%%

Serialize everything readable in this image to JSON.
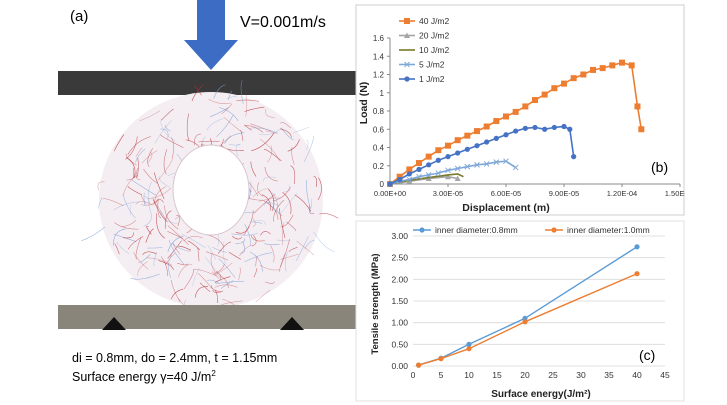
{
  "panel_a": {
    "label": "(a)",
    "velocity": "V=0.001m/s",
    "caption_line1": "di = 0.8mm, do = 2.4mm, t = 1.15mm",
    "caption_line2_prefix": "Surface energy γ=40 J/m",
    "caption_line2_sup": "2",
    "colors": {
      "plate": "#3a3a3a",
      "base": "#8a857a",
      "arrow": "#3d6cc4",
      "fiber_red": "#b8323a",
      "fiber_blue": "#7f9fd6"
    }
  },
  "chart_data": [
    {
      "type": "line",
      "panel_label": "(b)",
      "xlabel": "Displacement (m)",
      "ylabel": "Load (N)",
      "xlim": [
        0,
        0.00015
      ],
      "ylim": [
        0,
        1.6
      ],
      "xticks": [
        0,
        3e-05,
        6e-05,
        9e-05,
        0.00012,
        0.00015
      ],
      "xtick_labels": [
        "0.00E+00",
        "3.00E-05",
        "6.00E-05",
        "9.00E-05",
        "1.20E-04",
        "1.50E-04"
      ],
      "yticks": [
        0,
        0.2,
        0.4,
        0.6,
        0.8,
        1.0,
        1.2,
        1.4,
        1.6
      ],
      "ytick_labels": [
        "0",
        "0.2",
        "0.4",
        "0.6",
        "0.8",
        "1",
        "1.2",
        "1.4",
        "1.6"
      ],
      "legend_position": "top-left",
      "series": [
        {
          "name": "40 J/m2",
          "color": "#ed7d31",
          "marker": "square",
          "x": [
            0,
            5e-06,
            1e-05,
            1.5e-05,
            2e-05,
            2.5e-05,
            3e-05,
            3.5e-05,
            4e-05,
            4.5e-05,
            5e-05,
            5.5e-05,
            6e-05,
            6.5e-05,
            7e-05,
            7.5e-05,
            8e-05,
            8.5e-05,
            9e-05,
            9.5e-05,
            0.0001,
            0.000105,
            0.00011,
            0.000115,
            0.00012,
            0.000125,
            0.000128,
            0.00013
          ],
          "y": [
            0,
            0.08,
            0.16,
            0.23,
            0.3,
            0.37,
            0.42,
            0.48,
            0.53,
            0.58,
            0.63,
            0.69,
            0.74,
            0.79,
            0.85,
            0.92,
            0.98,
            1.05,
            1.1,
            1.16,
            1.2,
            1.25,
            1.27,
            1.3,
            1.33,
            1.3,
            0.85,
            0.6
          ]
        },
        {
          "name": "20 J/m2",
          "color": "#a5a5a5",
          "marker": "triangle",
          "x": [
            0,
            1e-05,
            2e-05,
            3e-05,
            3.5e-05
          ],
          "y": [
            0,
            0.03,
            0.06,
            0.08,
            0.06
          ]
        },
        {
          "name": "10 J/m2",
          "color": "#7a7a2a",
          "marker": "line",
          "x": [
            0,
            1e-05,
            2e-05,
            3e-05,
            3.5e-05,
            3.8e-05
          ],
          "y": [
            0,
            0.04,
            0.07,
            0.1,
            0.11,
            0.08
          ]
        },
        {
          "name": "5 J/m2",
          "color": "#7fa8d8",
          "marker": "x",
          "x": [
            0,
            5e-06,
            1e-05,
            1.5e-05,
            2e-05,
            2.5e-05,
            3e-05,
            3.5e-05,
            4e-05,
            4.5e-05,
            5e-05,
            5.5e-05,
            6e-05,
            6.5e-05
          ],
          "y": [
            0,
            0.03,
            0.05,
            0.08,
            0.1,
            0.12,
            0.15,
            0.17,
            0.19,
            0.21,
            0.22,
            0.24,
            0.25,
            0.18
          ]
        },
        {
          "name": "1 J/m2",
          "color": "#4472c4",
          "marker": "circle",
          "x": [
            0,
            5e-06,
            1e-05,
            1.5e-05,
            2e-05,
            2.5e-05,
            3e-05,
            3.5e-05,
            4e-05,
            4.5e-05,
            5e-05,
            5.5e-05,
            6e-05,
            6.5e-05,
            7e-05,
            7.5e-05,
            8e-05,
            8.5e-05,
            9e-05,
            9.3e-05,
            9.5e-05
          ],
          "y": [
            0,
            0.05,
            0.11,
            0.16,
            0.21,
            0.26,
            0.3,
            0.34,
            0.38,
            0.42,
            0.46,
            0.5,
            0.54,
            0.58,
            0.61,
            0.62,
            0.6,
            0.62,
            0.63,
            0.6,
            0.3
          ]
        }
      ]
    },
    {
      "type": "line",
      "panel_label": "(c)",
      "xlabel": "Surface energy(J/m²)",
      "ylabel": "Tensile strength (MPa)",
      "xlim": [
        0,
        45
      ],
      "ylim": [
        0,
        3.0
      ],
      "xticks": [
        0,
        5,
        10,
        15,
        20,
        25,
        30,
        35,
        40,
        45
      ],
      "yticks": [
        0,
        0.5,
        1.0,
        1.5,
        2.0,
        2.5,
        3.0
      ],
      "ytick_labels": [
        "0.00",
        "0.50",
        "1.00",
        "1.50",
        "2.00",
        "2.50",
        "3.00"
      ],
      "legend_position": "top",
      "series": [
        {
          "name": "inner diameter:0.8mm",
          "color": "#5b9bd5",
          "x": [
            1,
            5,
            10,
            20,
            40
          ],
          "y": [
            0.02,
            0.18,
            0.5,
            1.1,
            2.75
          ]
        },
        {
          "name": "inner diameter:1.0mm",
          "color": "#ed7d31",
          "x": [
            1,
            5,
            10,
            20,
            40
          ],
          "y": [
            0.02,
            0.17,
            0.4,
            1.02,
            2.13
          ]
        }
      ]
    }
  ]
}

%%

**What to work on**. The listing above must be printed again exactly, minus its pictures.

**Task result**.
Serialize everything readable in this image to JSON.
{
  "panel_a": {
    "label": "(a)",
    "velocity": "V=0.001m/s",
    "caption_line1": "di = 0.8mm, do = 2.4mm, t = 1.15mm",
    "caption_line2_prefix": "Surface energy γ=40 J/m",
    "caption_line2_sup": "2",
    "colors": {
      "plate": "#3a3a3a",
      "base": "#8a857a",
      "arrow": "#3d6cc4",
      "fiber_red": "#b8323a",
      "fiber_blue": "#7f9fd6"
    }
  },
  "chart_data": [
    {
      "type": "line",
      "panel_label": "(b)",
      "xlabel": "Displacement (m)",
      "ylabel": "Load (N)",
      "xlim": [
        0,
        0.00015
      ],
      "ylim": [
        0,
        1.6
      ],
      "xticks": [
        0,
        3e-05,
        6e-05,
        9e-05,
        0.00012,
        0.00015
      ],
      "xtick_labels": [
        "0.00E+00",
        "3.00E-05",
        "6.00E-05",
        "9.00E-05",
        "1.20E-04",
        "1.50E-04"
      ],
      "yticks": [
        0,
        0.2,
        0.4,
        0.6,
        0.8,
        1.0,
        1.2,
        1.4,
        1.6
      ],
      "ytick_labels": [
        "0",
        "0.2",
        "0.4",
        "0.6",
        "0.8",
        "1",
        "1.2",
        "1.4",
        "1.6"
      ],
      "legend_position": "top-left",
      "series": [
        {
          "name": "40 J/m2",
          "color": "#ed7d31",
          "marker": "square",
          "x": [
            0,
            5e-06,
            1e-05,
            1.5e-05,
            2e-05,
            2.5e-05,
            3e-05,
            3.5e-05,
            4e-05,
            4.5e-05,
            5e-05,
            5.5e-05,
            6e-05,
            6.5e-05,
            7e-05,
            7.5e-05,
            8e-05,
            8.5e-05,
            9e-05,
            9.5e-05,
            0.0001,
            0.000105,
            0.00011,
            0.000115,
            0.00012,
            0.000125,
            0.000128,
            0.00013
          ],
          "y": [
            0,
            0.08,
            0.16,
            0.23,
            0.3,
            0.37,
            0.42,
            0.48,
            0.53,
            0.58,
            0.63,
            0.69,
            0.74,
            0.79,
            0.85,
            0.92,
            0.98,
            1.05,
            1.1,
            1.16,
            1.2,
            1.25,
            1.27,
            1.3,
            1.33,
            1.3,
            0.85,
            0.6
          ]
        },
        {
          "name": "20 J/m2",
          "color": "#a5a5a5",
          "marker": "triangle",
          "x": [
            0,
            1e-05,
            2e-05,
            3e-05,
            3.5e-05
          ],
          "y": [
            0,
            0.03,
            0.06,
            0.08,
            0.06
          ]
        },
        {
          "name": "10 J/m2",
          "color": "#7a7a2a",
          "marker": "line",
          "x": [
            0,
            1e-05,
            2e-05,
            3e-05,
            3.5e-05,
            3.8e-05
          ],
          "y": [
            0,
            0.04,
            0.07,
            0.1,
            0.11,
            0.08
          ]
        },
        {
          "name": "5 J/m2",
          "color": "#7fa8d8",
          "marker": "x",
          "x": [
            0,
            5e-06,
            1e-05,
            1.5e-05,
            2e-05,
            2.5e-05,
            3e-05,
            3.5e-05,
            4e-05,
            4.5e-05,
            5e-05,
            5.5e-05,
            6e-05,
            6.5e-05
          ],
          "y": [
            0,
            0.03,
            0.05,
            0.08,
            0.1,
            0.12,
            0.15,
            0.17,
            0.19,
            0.21,
            0.22,
            0.24,
            0.25,
            0.18
          ]
        },
        {
          "name": "1 J/m2",
          "color": "#4472c4",
          "marker": "circle",
          "x": [
            0,
            5e-06,
            1e-05,
            1.5e-05,
            2e-05,
            2.5e-05,
            3e-05,
            3.5e-05,
            4e-05,
            4.5e-05,
            5e-05,
            5.5e-05,
            6e-05,
            6.5e-05,
            7e-05,
            7.5e-05,
            8e-05,
            8.5e-05,
            9e-05,
            9.3e-05,
            9.5e-05
          ],
          "y": [
            0,
            0.05,
            0.11,
            0.16,
            0.21,
            0.26,
            0.3,
            0.34,
            0.38,
            0.42,
            0.46,
            0.5,
            0.54,
            0.58,
            0.61,
            0.62,
            0.6,
            0.62,
            0.63,
            0.6,
            0.3
          ]
        }
      ]
    },
    {
      "type": "line",
      "panel_label": "(c)",
      "xlabel": "Surface energy(J/m²)",
      "ylabel": "Tensile strength (MPa)",
      "xlim": [
        0,
        45
      ],
      "ylim": [
        0,
        3.0
      ],
      "xticks": [
        0,
        5,
        10,
        15,
        20,
        25,
        30,
        35,
        40,
        45
      ],
      "yticks": [
        0,
        0.5,
        1.0,
        1.5,
        2.0,
        2.5,
        3.0
      ],
      "ytick_labels": [
        "0.00",
        "0.50",
        "1.00",
        "1.50",
        "2.00",
        "2.50",
        "3.00"
      ],
      "legend_position": "top",
      "series": [
        {
          "name": "inner diameter:0.8mm",
          "color": "#5b9bd5",
          "x": [
            1,
            5,
            10,
            20,
            40
          ],
          "y": [
            0.02,
            0.18,
            0.5,
            1.1,
            2.75
          ]
        },
        {
          "name": "inner diameter:1.0mm",
          "color": "#ed7d31",
          "x": [
            1,
            5,
            10,
            20,
            40
          ],
          "y": [
            0.02,
            0.17,
            0.4,
            1.02,
            2.13
          ]
        }
      ]
    }
  ]
}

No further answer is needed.